-- start of Provided material --

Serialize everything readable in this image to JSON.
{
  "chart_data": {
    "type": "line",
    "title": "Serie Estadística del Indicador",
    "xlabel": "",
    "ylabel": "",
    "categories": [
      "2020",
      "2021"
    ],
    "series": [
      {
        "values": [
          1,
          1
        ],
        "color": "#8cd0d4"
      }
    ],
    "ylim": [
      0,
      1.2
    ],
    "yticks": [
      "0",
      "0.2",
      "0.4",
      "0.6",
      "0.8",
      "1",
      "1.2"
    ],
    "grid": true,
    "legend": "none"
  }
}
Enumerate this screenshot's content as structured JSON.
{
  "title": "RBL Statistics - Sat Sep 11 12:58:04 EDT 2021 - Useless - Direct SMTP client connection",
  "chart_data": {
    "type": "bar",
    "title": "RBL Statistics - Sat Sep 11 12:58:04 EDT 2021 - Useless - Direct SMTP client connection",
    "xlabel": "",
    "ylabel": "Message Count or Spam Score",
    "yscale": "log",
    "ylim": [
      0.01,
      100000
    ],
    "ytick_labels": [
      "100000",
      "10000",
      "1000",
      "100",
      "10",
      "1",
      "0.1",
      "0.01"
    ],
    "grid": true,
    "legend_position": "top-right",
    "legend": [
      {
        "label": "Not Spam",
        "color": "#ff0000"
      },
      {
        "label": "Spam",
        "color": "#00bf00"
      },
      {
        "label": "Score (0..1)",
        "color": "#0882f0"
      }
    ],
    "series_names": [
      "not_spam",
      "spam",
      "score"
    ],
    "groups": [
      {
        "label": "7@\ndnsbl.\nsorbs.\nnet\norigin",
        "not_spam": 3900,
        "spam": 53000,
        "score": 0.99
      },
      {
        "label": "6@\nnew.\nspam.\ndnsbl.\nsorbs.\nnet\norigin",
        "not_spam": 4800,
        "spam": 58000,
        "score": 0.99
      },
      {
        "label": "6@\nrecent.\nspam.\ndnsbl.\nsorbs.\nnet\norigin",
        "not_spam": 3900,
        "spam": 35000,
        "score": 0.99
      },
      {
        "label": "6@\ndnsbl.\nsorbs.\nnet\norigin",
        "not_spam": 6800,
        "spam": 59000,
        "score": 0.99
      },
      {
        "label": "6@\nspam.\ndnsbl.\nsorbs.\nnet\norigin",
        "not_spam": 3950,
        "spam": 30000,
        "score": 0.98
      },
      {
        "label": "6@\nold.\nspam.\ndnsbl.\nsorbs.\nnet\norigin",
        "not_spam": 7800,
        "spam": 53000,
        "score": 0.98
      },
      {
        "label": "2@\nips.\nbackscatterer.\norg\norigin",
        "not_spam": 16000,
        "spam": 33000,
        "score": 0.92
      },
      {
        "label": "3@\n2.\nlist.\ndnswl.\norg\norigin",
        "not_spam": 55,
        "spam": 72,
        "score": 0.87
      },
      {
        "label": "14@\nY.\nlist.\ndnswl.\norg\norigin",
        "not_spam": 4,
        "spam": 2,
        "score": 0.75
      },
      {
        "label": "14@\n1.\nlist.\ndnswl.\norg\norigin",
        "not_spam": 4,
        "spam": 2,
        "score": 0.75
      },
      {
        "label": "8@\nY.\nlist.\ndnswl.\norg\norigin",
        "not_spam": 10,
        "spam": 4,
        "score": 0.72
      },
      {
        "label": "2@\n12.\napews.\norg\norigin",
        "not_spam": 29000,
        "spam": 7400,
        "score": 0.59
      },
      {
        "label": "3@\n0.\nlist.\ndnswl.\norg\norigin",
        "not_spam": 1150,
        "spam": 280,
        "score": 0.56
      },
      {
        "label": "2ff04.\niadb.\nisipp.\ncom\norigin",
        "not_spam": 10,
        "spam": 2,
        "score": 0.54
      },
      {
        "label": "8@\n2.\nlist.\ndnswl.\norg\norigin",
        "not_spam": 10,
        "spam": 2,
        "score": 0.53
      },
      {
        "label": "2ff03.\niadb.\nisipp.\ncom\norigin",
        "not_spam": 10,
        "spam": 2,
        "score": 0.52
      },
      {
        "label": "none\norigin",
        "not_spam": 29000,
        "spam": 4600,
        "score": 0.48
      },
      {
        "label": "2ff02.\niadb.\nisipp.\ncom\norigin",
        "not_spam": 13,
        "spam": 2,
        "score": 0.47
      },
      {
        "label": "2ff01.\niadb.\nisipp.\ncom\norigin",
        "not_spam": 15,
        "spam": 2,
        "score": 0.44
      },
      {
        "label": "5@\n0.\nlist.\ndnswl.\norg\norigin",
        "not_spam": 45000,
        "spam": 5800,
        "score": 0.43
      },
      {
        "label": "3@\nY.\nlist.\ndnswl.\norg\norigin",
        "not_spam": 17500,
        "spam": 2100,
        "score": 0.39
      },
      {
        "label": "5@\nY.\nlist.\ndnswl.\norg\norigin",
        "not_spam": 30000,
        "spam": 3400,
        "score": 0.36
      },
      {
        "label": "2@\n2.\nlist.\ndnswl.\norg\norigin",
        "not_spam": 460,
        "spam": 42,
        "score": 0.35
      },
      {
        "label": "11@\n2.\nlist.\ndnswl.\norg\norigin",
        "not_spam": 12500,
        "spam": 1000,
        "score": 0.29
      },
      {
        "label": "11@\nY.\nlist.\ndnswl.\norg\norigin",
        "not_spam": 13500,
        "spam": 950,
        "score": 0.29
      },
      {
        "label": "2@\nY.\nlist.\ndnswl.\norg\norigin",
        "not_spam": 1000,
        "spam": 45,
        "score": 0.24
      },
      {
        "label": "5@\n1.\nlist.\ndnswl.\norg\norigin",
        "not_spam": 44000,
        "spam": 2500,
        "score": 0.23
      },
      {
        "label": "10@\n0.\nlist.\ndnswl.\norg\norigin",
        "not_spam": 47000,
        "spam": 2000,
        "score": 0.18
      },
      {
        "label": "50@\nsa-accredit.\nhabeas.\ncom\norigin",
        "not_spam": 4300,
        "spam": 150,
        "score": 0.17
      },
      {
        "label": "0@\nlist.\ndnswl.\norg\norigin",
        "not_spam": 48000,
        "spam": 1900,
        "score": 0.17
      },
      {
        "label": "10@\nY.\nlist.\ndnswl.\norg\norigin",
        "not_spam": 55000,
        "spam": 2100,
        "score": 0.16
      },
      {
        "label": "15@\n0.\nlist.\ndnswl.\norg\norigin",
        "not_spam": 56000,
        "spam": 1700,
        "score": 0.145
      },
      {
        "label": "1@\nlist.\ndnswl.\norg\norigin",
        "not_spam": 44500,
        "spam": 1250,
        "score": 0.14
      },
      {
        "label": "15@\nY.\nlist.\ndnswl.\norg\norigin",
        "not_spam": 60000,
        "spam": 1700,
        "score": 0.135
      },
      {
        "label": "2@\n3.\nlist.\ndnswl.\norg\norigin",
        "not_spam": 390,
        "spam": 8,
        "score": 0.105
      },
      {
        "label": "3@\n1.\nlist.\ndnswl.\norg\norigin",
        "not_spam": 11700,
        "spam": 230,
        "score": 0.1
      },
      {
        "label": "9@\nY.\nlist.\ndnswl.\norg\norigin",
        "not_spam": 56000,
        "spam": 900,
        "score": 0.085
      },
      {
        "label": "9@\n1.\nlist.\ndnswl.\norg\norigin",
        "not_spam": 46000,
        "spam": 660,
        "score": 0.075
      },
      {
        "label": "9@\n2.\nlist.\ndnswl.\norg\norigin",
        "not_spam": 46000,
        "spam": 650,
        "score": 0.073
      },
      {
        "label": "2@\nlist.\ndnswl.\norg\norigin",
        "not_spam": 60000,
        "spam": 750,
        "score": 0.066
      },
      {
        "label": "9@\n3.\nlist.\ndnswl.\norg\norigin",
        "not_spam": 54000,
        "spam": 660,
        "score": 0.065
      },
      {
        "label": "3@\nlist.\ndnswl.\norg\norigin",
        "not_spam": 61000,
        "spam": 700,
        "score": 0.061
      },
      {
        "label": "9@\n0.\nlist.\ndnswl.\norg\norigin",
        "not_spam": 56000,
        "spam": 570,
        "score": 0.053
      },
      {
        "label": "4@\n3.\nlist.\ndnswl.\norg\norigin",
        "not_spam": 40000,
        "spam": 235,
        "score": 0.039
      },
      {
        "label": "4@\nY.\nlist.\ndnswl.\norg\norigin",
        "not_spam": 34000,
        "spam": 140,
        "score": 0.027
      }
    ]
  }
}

-- end of Provided material --

## [Written task]
Identify the lines of the data that contain the word "SMTP". Copy each of them.

## [Exercise response]
  "title": "RBL Statistics - Sat Sep 11 12:58:04 EDT 2021 - Useless - Direct SMTP client connection",
    "title": "RBL Statistics - Sat Sep 11 12:58:04 EDT 2021 - Useless - Direct SMTP client connection",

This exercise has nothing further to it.